** What you have to do **
Scan the lines below; pull out those with "JSON".

** Dataset **
——————————
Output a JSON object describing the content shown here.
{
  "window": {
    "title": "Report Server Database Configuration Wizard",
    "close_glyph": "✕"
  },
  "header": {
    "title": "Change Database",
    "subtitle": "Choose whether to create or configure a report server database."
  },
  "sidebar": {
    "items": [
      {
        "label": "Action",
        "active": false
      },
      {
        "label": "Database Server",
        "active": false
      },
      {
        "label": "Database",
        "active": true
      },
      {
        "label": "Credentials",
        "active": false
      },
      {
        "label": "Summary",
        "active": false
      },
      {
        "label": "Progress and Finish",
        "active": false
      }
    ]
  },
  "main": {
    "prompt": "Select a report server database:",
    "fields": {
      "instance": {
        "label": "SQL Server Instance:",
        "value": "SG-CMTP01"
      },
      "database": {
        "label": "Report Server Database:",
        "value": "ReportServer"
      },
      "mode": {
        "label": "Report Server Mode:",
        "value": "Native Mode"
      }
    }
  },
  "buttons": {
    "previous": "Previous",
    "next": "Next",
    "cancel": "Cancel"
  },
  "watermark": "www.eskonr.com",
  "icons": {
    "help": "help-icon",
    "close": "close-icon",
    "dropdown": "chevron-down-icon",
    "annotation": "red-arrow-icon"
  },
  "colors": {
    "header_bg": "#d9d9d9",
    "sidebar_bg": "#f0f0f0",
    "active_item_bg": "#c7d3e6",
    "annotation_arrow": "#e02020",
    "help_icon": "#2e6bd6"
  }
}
——————————
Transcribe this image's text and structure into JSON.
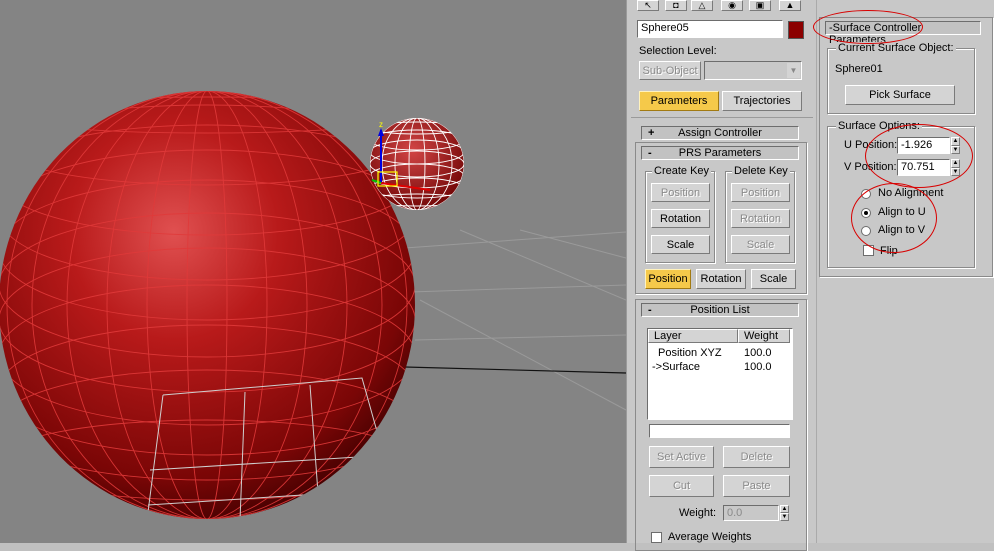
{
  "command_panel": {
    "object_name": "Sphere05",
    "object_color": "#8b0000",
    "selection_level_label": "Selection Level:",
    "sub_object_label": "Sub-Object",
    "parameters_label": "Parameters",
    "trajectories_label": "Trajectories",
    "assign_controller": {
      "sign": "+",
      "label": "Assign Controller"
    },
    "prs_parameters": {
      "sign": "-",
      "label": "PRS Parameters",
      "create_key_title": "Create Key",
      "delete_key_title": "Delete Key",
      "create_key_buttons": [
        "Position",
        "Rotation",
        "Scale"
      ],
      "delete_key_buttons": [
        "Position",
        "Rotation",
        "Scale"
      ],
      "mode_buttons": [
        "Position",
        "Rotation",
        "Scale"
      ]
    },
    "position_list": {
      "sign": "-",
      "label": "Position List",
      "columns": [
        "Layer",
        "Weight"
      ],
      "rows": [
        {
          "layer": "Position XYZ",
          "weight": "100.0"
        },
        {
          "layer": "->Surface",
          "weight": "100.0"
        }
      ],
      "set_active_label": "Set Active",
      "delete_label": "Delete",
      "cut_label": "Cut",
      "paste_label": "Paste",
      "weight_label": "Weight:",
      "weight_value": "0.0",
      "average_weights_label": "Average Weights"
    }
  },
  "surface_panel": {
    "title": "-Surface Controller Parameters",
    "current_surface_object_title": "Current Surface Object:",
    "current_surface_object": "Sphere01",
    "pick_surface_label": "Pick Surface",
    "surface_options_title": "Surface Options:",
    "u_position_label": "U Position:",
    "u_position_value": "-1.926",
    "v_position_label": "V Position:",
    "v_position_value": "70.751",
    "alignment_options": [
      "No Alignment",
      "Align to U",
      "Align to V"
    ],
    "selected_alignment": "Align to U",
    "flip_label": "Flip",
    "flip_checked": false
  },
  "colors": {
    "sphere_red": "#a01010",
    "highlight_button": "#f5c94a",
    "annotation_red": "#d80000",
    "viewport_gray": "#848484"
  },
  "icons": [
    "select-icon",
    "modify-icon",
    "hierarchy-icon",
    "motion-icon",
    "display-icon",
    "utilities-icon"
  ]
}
——————————
** Final answer **
Output a JSON object describing the content shown here.
Transcribe this image's text and structure into JSON.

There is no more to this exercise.